╭─ PROVIDED RECORDS

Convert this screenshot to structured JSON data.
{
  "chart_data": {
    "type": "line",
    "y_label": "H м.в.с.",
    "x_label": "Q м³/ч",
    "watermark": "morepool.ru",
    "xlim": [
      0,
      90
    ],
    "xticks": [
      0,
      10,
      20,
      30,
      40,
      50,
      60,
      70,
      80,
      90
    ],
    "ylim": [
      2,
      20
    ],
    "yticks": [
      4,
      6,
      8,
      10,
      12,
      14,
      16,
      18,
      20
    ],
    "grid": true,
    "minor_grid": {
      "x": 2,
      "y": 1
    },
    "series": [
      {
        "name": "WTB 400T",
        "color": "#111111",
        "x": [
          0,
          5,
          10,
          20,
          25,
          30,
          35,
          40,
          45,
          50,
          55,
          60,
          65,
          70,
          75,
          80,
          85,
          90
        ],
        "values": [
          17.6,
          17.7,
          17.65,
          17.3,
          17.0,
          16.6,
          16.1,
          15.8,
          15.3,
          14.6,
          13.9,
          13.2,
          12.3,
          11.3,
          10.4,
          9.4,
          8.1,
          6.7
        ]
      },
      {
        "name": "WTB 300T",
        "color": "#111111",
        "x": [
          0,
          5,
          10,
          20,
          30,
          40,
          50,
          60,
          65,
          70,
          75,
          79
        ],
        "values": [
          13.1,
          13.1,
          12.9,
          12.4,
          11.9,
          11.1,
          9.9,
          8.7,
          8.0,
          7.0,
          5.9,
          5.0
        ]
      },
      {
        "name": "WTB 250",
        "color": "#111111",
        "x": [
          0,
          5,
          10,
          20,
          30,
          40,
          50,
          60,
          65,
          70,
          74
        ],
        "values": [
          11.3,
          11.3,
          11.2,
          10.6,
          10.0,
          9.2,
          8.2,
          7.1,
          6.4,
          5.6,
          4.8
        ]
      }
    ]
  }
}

╰─

:: EXERCISE BRIEF ::
Transcribe the material exactly as it reads.

:: OUTPUT OF THE EXERCISE ::
Convert this screenshot to structured JSON data.
{
  "chart_data": {
    "type": "line",
    "y_label": "H м.в.с.",
    "x_label": "Q м³/ч",
    "watermark": "morepool.ru",
    "xlim": [
      0,
      90
    ],
    "xticks": [
      0,
      10,
      20,
      30,
      40,
      50,
      60,
      70,
      80,
      90
    ],
    "ylim": [
      2,
      20
    ],
    "yticks": [
      4,
      6,
      8,
      10,
      12,
      14,
      16,
      18,
      20
    ],
    "grid": true,
    "minor_grid": {
      "x": 2,
      "y": 1
    },
    "series": [
      {
        "name": "WTB 400T",
        "color": "#111111",
        "x": [
          0,
          5,
          10,
          20,
          25,
          30,
          35,
          40,
          45,
          50,
          55,
          60,
          65,
          70,
          75,
          80,
          85,
          90
        ],
        "values": [
          17.6,
          17.7,
          17.65,
          17.3,
          17.0,
          16.6,
          16.1,
          15.8,
          15.3,
          14.6,
          13.9,
          13.2,
          12.3,
          11.3,
          10.4,
          9.4,
          8.1,
          6.7
        ]
      },
      {
        "name": "WTB 300T",
        "color": "#111111",
        "x": [
          0,
          5,
          10,
          20,
          30,
          40,
          50,
          60,
          65,
          70,
          75,
          79
        ],
        "values": [
          13.1,
          13.1,
          12.9,
          12.4,
          11.9,
          11.1,
          9.9,
          8.7,
          8.0,
          7.0,
          5.9,
          5.0
        ]
      },
      {
        "name": "WTB 250",
        "color": "#111111",
        "x": [
          0,
          5,
          10,
          20,
          30,
          40,
          50,
          60,
          65,
          70,
          74
        ],
        "values": [
          11.3,
          11.3,
          11.2,
          10.6,
          10.0,
          9.2,
          8.2,
          7.1,
          6.4,
          5.6,
          4.8
        ]
      }
    ]
  }
}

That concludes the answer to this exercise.